To do: Write out each line from the data below that includes the word "Vízkivétel".

## Begin

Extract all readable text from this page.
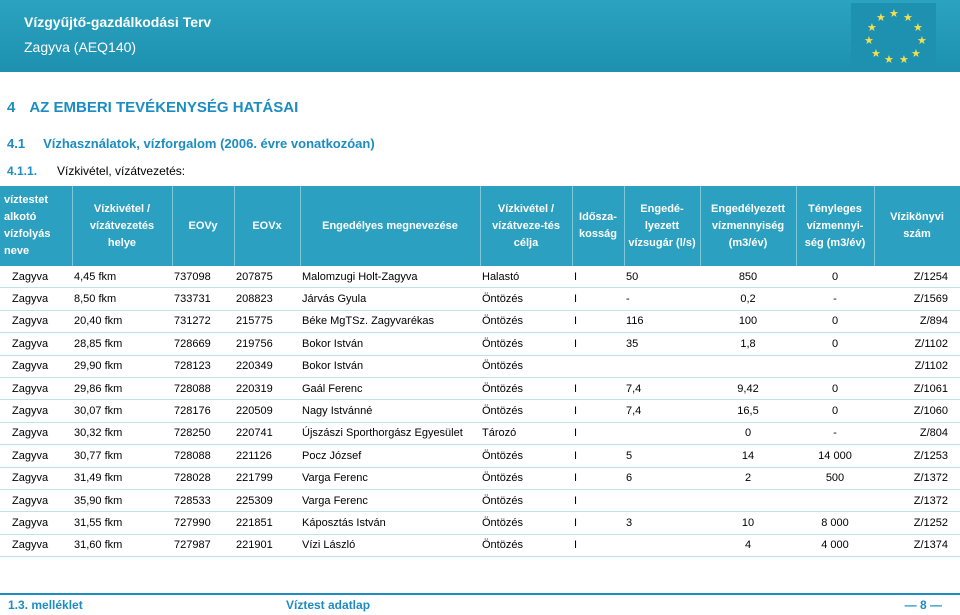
Vízgyűjtő-gazdálkodási Terv
Zagyva (AEQ140)
★ ★
★
★
★
★
★
★
★
★
★
4 AZ EMBERI TEVÉKENYSÉG HATÁSAI
4.1 Vízhasználatok, vízforgalom (2006. évre vonatkozóan)
4.1.1. Vízkivétel, vízátvezetés:
víztestet alkotó vízfolyás neve	Vízkivétel / vízátvezetés helye	EOVy	EOVx	Engedélyes megnevezése	Vízkivétel / vízátveze-tés célja	Idősza-kosság	Engedé-lyezett vízsugár (l/s)	Engedélyezett vízmennyiség (m3/év)	Tényleges vízmennyi-ség (m3/év)	Vízikönyvi szám
Zagyva	4,45 fkm	737098	207875	Malomzugi Holt-Zagyva	Halastó	I	50	850	0	Z/1254
Zagyva	8,50 fkm	733731	208823	Járvás Gyula	Öntözés	I	-	0,2	-	Z/1569
Zagyva	20,40 fkm	731272	215775	Béke MgTSz. Zagyvarékas	Öntözés	I	116	100	0	Z/894
Zagyva	28,85 fkm	728669	219756	Bokor István	Öntözés	I	35	1,8	0	Z/1102
Zagyva	29,90 fkm	728123	220349	Bokor István	Öntözés					Z/1102
Zagyva	29,86 fkm	728088	220319	Gaál Ferenc	Öntözés	I	7,4	9,42	0	Z/1061
Zagyva	30,07 fkm	728176	220509	Nagy Istvánné	Öntözés	I	7,4	16,5	0	Z/1060
Zagyva	30,32 fkm	728250	220741	Újszászi Sporthorgász Egyesület	Tározó	I		0	-	Z/804
Zagyva	30,77 fkm	728088	221126	Pocz József	Öntözés	I	5	14	14 000	Z/1253
Zagyva	31,49 fkm	728028	221799	Varga Ferenc	Öntözés	I	6	2	500	Z/1372
Zagyva	35,90 fkm	728533	225309	Varga Ferenc	Öntözés	I				Z/1372
Zagyva	31,55 fkm	727990	221851	Káposztás István	Öntözés	I	3	10	8 000	Z/1252
Zagyva	31,60 fkm	727987	221901	Vízi László	Öntözés	I		4	4 000	Z/1374
1.3. melléklet	Víztest adatlap	— 8 —
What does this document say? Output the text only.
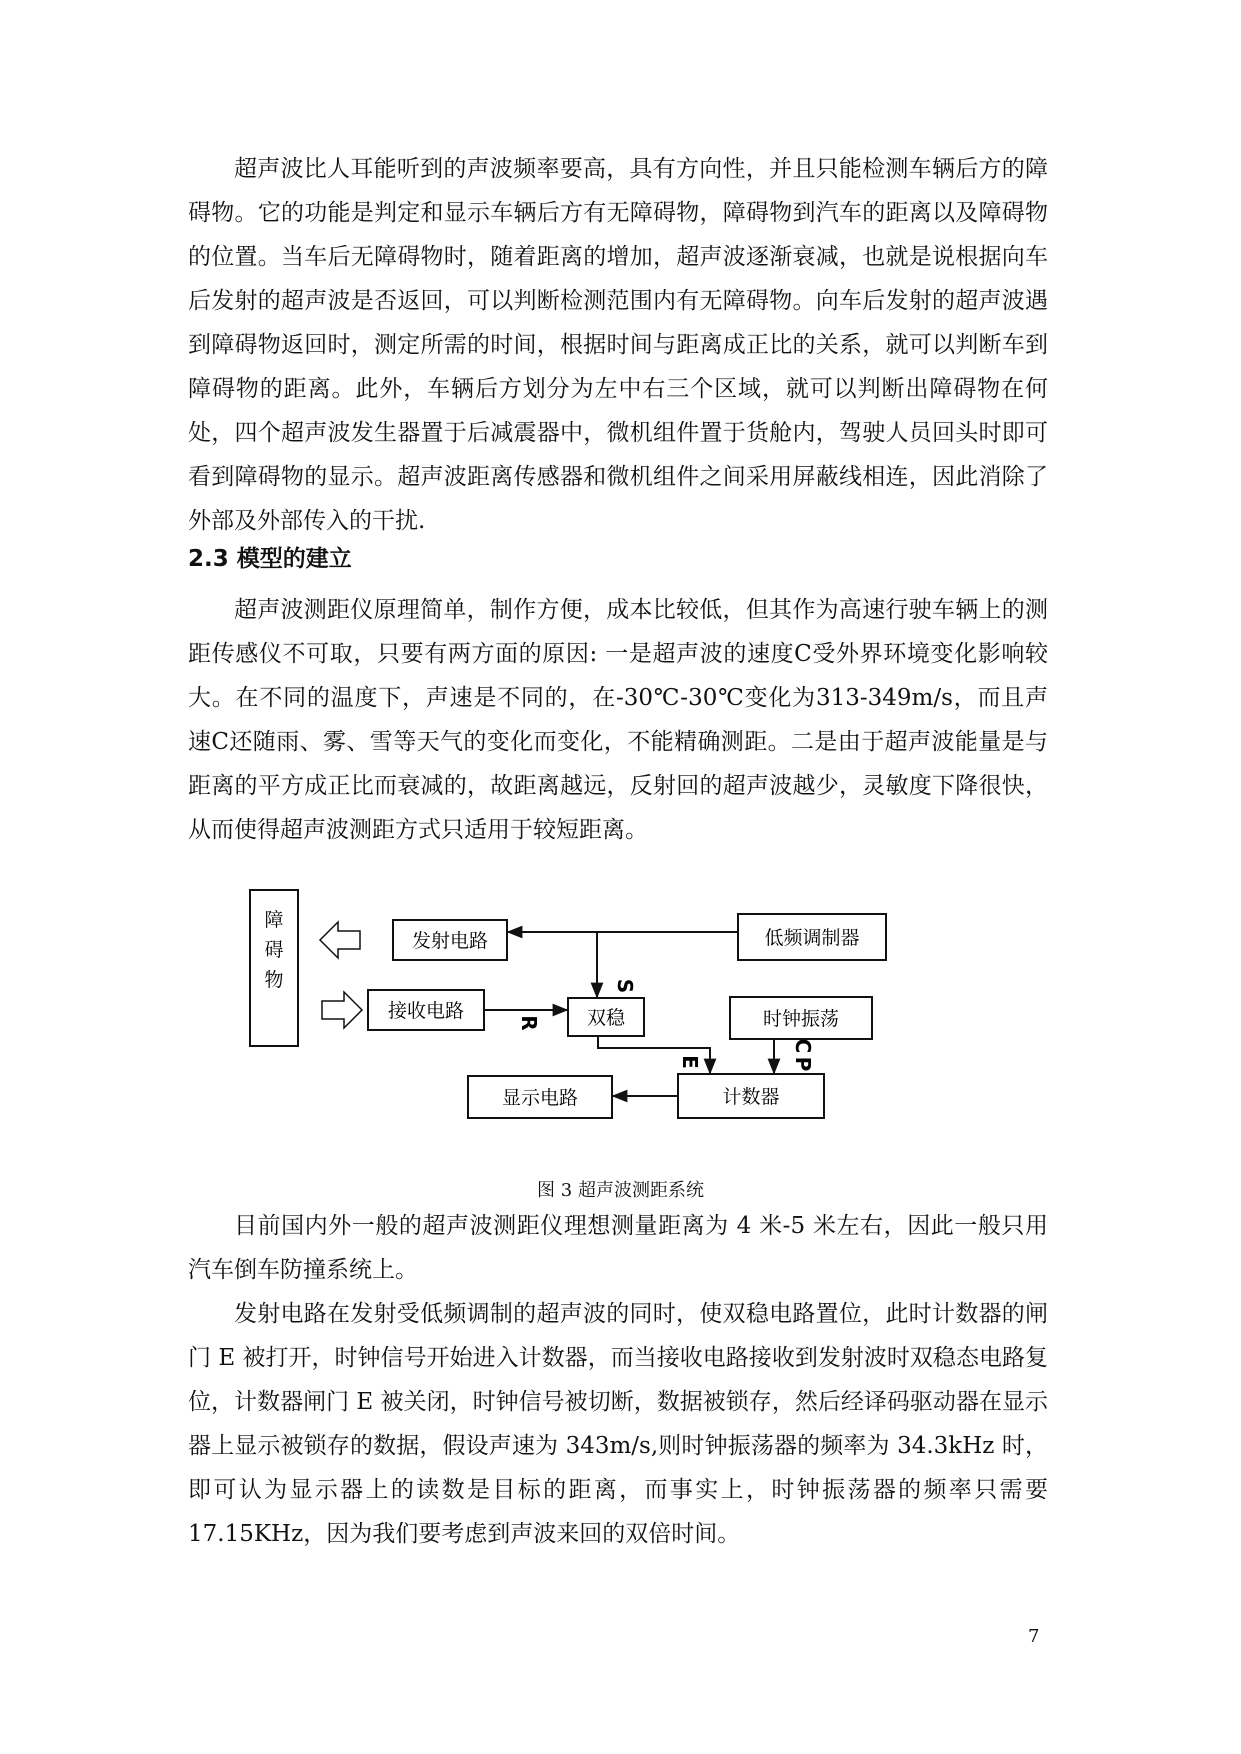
超声波比人耳能听到的声波频率要高，具有方向性，并且只能检测车辆后方的障碍物。它的功能是判定和显示车辆后方有无障碍物，障碍物到汽车的距离以及障碍物的位置。当车后无障碍物时，随着距离的增加，超声波逐渐衰减，也就是说根据向车后发射的超声波是否返回，可以判断检测范围内有无障碍物。向车后发射的超声波遇到障碍物返回时，测定所需的时间，根据时间与距离成正比的关系，就可以判断车到障碍物的距离。此外，车辆后方划分为左中右三个区域，就可以判断出障碍物在何处，四个超声波发生器置于后减震器中，微机组件置于货舱内，驾驶人员回头时即可看到障碍物的显示。超声波距离传感器和微机组件之间采用屏蔽线相连，因此消除了外部及外部传入的干扰.

2.3 模型的建立

超声波测距仪原理简单，制作方便，成本比较低，但其作为高速行驶车辆上的测距传感仪不可取，只要有两方面的原因: 一是超声波的速度C受外界环境变化影响较大。在不同的温度下，声速是不同的，在-30℃-30℃变化为313-349m/s，而且声速C还随雨、雾、雪等天气的变化而变化，不能精确测距。二是由于超声波能量是与距离的平方成正比而衰减的，故距离越远，反射回的超声波越少，灵敏度下降很快，从而使得超声波测距方式只适用于较短距离。

障
碍
物
发射电路	低频调制器
接收电路	双稳	时钟振荡
显示电路	计数器
S
R
E
C
P
图 3 超声波测距系统

目前国内外一般的超声波测距仪理想测量距离为 4 米-5 米左右，因此一般只用汽车倒车防撞系统上。

发射电路在发射受低频调制的超声波的同时，使双稳电路置位，此时计数器的闸门 E 被打开，时钟信号开始进入计数器，而当接收电路接收到发射波时双稳态电路复位，计数器闸门 E 被关闭，时钟信号被切断，数据被锁存，然后经译码驱动器在显示器上显示被锁存的数据，假设声速为 343m/s,则时钟振荡器的频率为 34.3kHz 时，即可认为显示器上的读数是目标的距离，而事实上，时钟振荡器的频率只需要 17.15KHz，因为我们要考虑到声波来回的双倍时间。

7
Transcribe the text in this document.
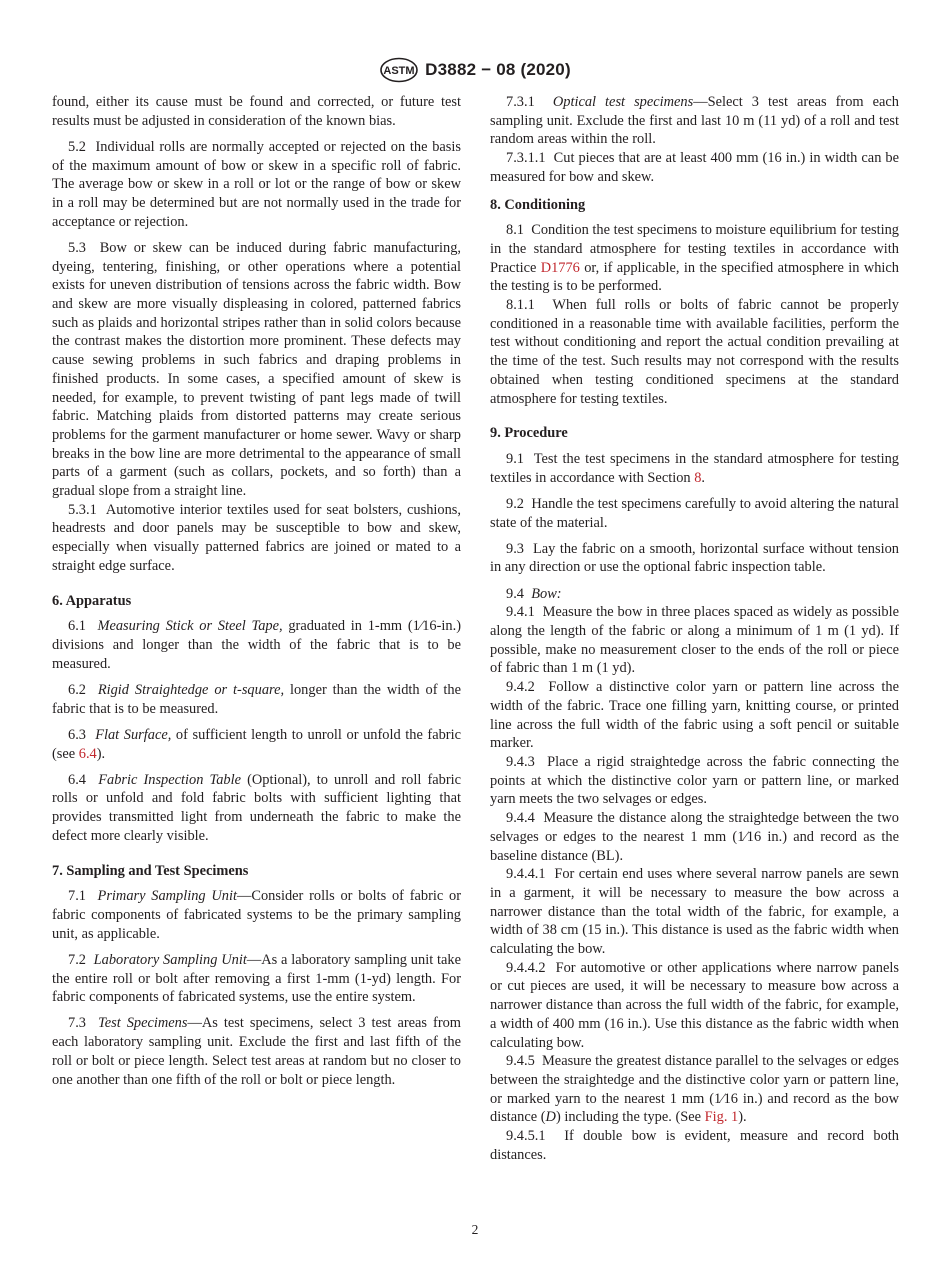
ASTM D3882 − 08 (2020)

found, either its cause must be found and corrected, or future test results must be adjusted in consideration of the known bias.

5.2 Individual rolls are normally accepted or rejected on the basis of the maximum amount of bow or skew in a specific roll of fabric. The average bow or skew in a roll or lot or the range of bow or skew in a roll may be determined but are not normally used in the trade for acceptance or rejection.

5.3 Bow or skew can be induced during fabric manufacturing, dyeing, tentering, finishing, or other operations where a potential exists for uneven distribution of tensions across the fabric width. Bow and skew are more visually displeasing in colored, patterned fabrics such as plaids and horizontal stripes rather than in solid colors because the contrast makes the distortion more prominent. These defects may cause sewing problems in such fabrics and draping problems in finished products. In some cases, a specified amount of skew is needed, for example, to prevent twisting of pant legs made of twill fabric. Matching plaids from distorted patterns may create serious problems for the garment manufacturer or home sewer. Wavy or sharp breaks in the bow line are more detrimental to the appearance of small parts of a garment (such as collars, pockets, and so forth) than a gradual slope from a straight line.

5.3.1 Automotive interior textiles used for seat bolsters, cushions, headrests and door panels may be susceptible to bow and skew, especially when visually patterned fabrics are joined or mated to a straight edge surface.

6. Apparatus

6.1 Measuring Stick or Steel Tape, graduated in 1-mm (1⁄16-in.) divisions and longer than the width of the fabric that is to be measured.

6.2 Rigid Straightedge or t-square, longer than the width of the fabric that is to be measured.

6.3 Flat Surface, of sufficient length to unroll or unfold the fabric (see 6.4).

6.4 Fabric Inspection Table (Optional), to unroll and roll fabric rolls or unfold and fold fabric bolts with sufficient lighting that provides transmitted light from underneath the fabric to make the defect more clearly visible.

7. Sampling and Test Specimens

7.1 Primary Sampling Unit—Consider rolls or bolts of fabric or fabric components of fabricated systems to be the primary sampling unit, as applicable.

7.2 Laboratory Sampling Unit—As a laboratory sampling unit take the entire roll or bolt after removing a first 1-mm (1-yd) length. For fabric components of fabricated systems, use the entire system.

7.3 Test Specimens—As test specimens, select 3 test areas from each laboratory sampling unit. Exclude the first and last fifth of the roll or bolt or piece length. Select test areas at random but no closer to one another than one fifth of the roll or bolt or piece length.

7.3.1 Optical test specimens—Select 3 test areas from each sampling unit. Exclude the first and last 10 m (11 yd) of a roll and test random areas within the roll.

7.3.1.1 Cut pieces that are at least 400 mm (16 in.) in width can be measured for bow and skew.

8. Conditioning

8.1 Condition the test specimens to moisture equilibrium for testing in the standard atmosphere for testing textiles in accordance with Practice D1776 or, if applicable, in the specified atmosphere in which the testing is to be performed.

8.1.1 When full rolls or bolts of fabric cannot be properly conditioned in a reasonable time with available facilities, perform the test without conditioning and report the actual condition prevailing at the time of the test. Such results may not correspond with the results obtained when testing conditioned specimens at the standard atmosphere for testing textiles.

9. Procedure

9.1 Test the test specimens in the standard atmosphere for testing textiles in accordance with Section 8.

9.2 Handle the test specimens carefully to avoid altering the natural state of the material.

9.3 Lay the fabric on a smooth, horizontal surface without tension in any direction or use the optional fabric inspection table.

9.4 Bow:

9.4.1 Measure the bow in three places spaced as widely as possible along the length of the fabric or along a minimum of 1 m (1 yd). If possible, make no measurement closer to the ends of the roll or piece of fabric than 1 m (1 yd).

9.4.2 Follow a distinctive color yarn or pattern line across the width of the fabric. Trace one filling yarn, knitting course, or printed line across the full width of the fabric using a soft pencil or suitable marker.

9.4.3 Place a rigid straightedge across the fabric connecting the points at which the distinctive color yarn or pattern line, or marked yarn meets the two selvages or edges.

9.4.4 Measure the distance along the straightedge between the two selvages or edges to the nearest 1 mm (1⁄16 in.) and record as the baseline distance (BL).

9.4.4.1 For certain end uses where several narrow panels are sewn in a garment, it will be necessary to measure the bow across a narrower distance than the total width of the fabric, for example, a width of 38 cm (15 in.). This distance is used as the fabric width when calculating the bow.

9.4.4.2 For automotive or other applications where narrow panels or cut pieces are used, it will be necessary to measure bow across a narrower distance than across the full width of the fabric, for example, a width of 400 mm (16 in.). Use this distance as the fabric width when calculating bow.

9.4.5 Measure the greatest distance parallel to the selvages or edges between the straightedge and the distinctive color yarn or pattern line, or marked yarn to the nearest 1 mm (1⁄16 in.) and record as the bow distance (D) including the type. (See Fig. 1).

9.4.5.1 If double bow is evident, measure and record both distances.

2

## End

Answer below:
4.1.1. Vízkivétel, vízátvezetés:
víztestet alkotó vízfolyás neve	Vízkivétel / vízátvezetés helye	EOVy	EOVx	Engedélyes megnevezése	Vízkivétel / vízátveze-tés célja	Idősza-kosság	Engedé-lyezett vízsugár (l/s)	Engedélyezett vízmennyiség (m3/év)	Tényleges vízmennyi-ség (m3/év)	Vízikönyvi szám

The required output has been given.